**Instructions for the task**
Where the string "options" occurs in the material below, report the whole line.

**Data shown**
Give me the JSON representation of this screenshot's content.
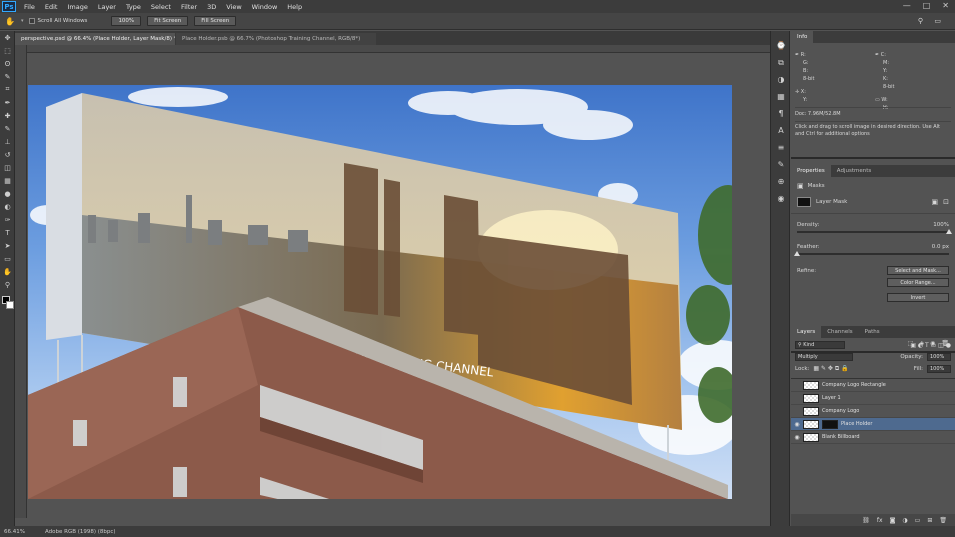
{
  "app": {
    "logo": "Ps"
  },
  "menu": [
    "File",
    "Edit",
    "Image",
    "Layer",
    "Type",
    "Select",
    "Filter",
    "3D",
    "View",
    "Window",
    "Help"
  ],
  "window_controls": [
    "—",
    "□",
    "✕"
  ],
  "options": {
    "scroll_all": "Scroll All Windows",
    "zoom": "100%",
    "fit_screen": "Fit Screen",
    "fill_screen": "Fill Screen"
  },
  "tabs": [
    "perspective.psd @ 66.4% (Place Holder, Layer Mask/8) *",
    "Place Holder.psb @ 66.7% (Photoshop Training Channel, RGB/8*)"
  ],
  "tools": [
    "move-icon",
    "marquee-icon",
    "lasso-icon",
    "quick-select-icon",
    "crop-icon",
    "eyedropper-icon",
    "healing-icon",
    "brush-icon",
    "stamp-icon",
    "history-brush-icon",
    "eraser-icon",
    "gradient-icon",
    "blur-icon",
    "dodge-icon",
    "pen-icon",
    "type-icon",
    "path-select-icon",
    "shape-icon",
    "hand-icon",
    "zoom-icon"
  ],
  "tool_glyphs": [
    "✥",
    "⬚",
    "ʘ",
    "✎",
    "⌗",
    "✒",
    "✚",
    "✎",
    "⊥",
    "↺",
    "◫",
    "▦",
    "●",
    "◐",
    "✑",
    "T",
    "➤",
    "▭",
    "✋",
    "⚲"
  ],
  "image_text": {
    "billboard_caption": "OP TRAINING CHANNEL"
  },
  "info": {
    "title": "Info",
    "r_label": "R:",
    "g_label": "G:",
    "b_label": "B:",
    "bits": "8-bit",
    "c_label": "C:",
    "m_label": "M:",
    "y_label": "Y:",
    "k_label": "K:",
    "x_label": "X:",
    "y2_label": "Y:",
    "w_label": "W:",
    "h_label": "H:",
    "doc": "Doc: 7.96M/52.8M",
    "hint": "Click and drag to scroll image in desired direction. Use Alt and Ctrl for additional options"
  },
  "properties": {
    "tabs": [
      "Properties",
      "Adjustments"
    ],
    "masks_label": "Masks",
    "layer_mask": "Layer Mask",
    "density_label": "Density:",
    "density_value": "100%",
    "density": 1.0,
    "feather_label": "Feather:",
    "feather_value": "0.0 px",
    "feather": 0.0,
    "refine_label": "Refine:",
    "select_and_mask": "Select and Mask...",
    "color_range": "Color Range...",
    "invert": "Invert"
  },
  "layers": {
    "tabs": [
      "Layers",
      "Channels",
      "Paths"
    ],
    "kind": "Kind",
    "blend_mode": "Multiply",
    "opacity_label": "Opacity:",
    "opacity": "100%",
    "lock_label": "Lock:",
    "fill_label": "Fill:",
    "fill": "100%",
    "items": [
      {
        "name": "Company Logo Rectangle",
        "visible": false,
        "selected": false
      },
      {
        "name": "Layer 1",
        "visible": false,
        "selected": false
      },
      {
        "name": "Company Logo",
        "visible": false,
        "selected": false
      },
      {
        "name": "Place Holder",
        "visible": true,
        "selected": true
      },
      {
        "name": "Blank Billboard",
        "visible": true,
        "selected": false
      }
    ]
  },
  "status": {
    "zoom": "66.41%",
    "profile": "Adobe RGB (1998) (8bpc)"
  },
  "colors": {
    "accent": "#31a8ff",
    "selection": "#4e6a8f"
  }
}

**Result of this exercise**
  "options": {
    "hint": "Click and drag to scroll image in desired direction. Use Alt and Ctrl for additional options"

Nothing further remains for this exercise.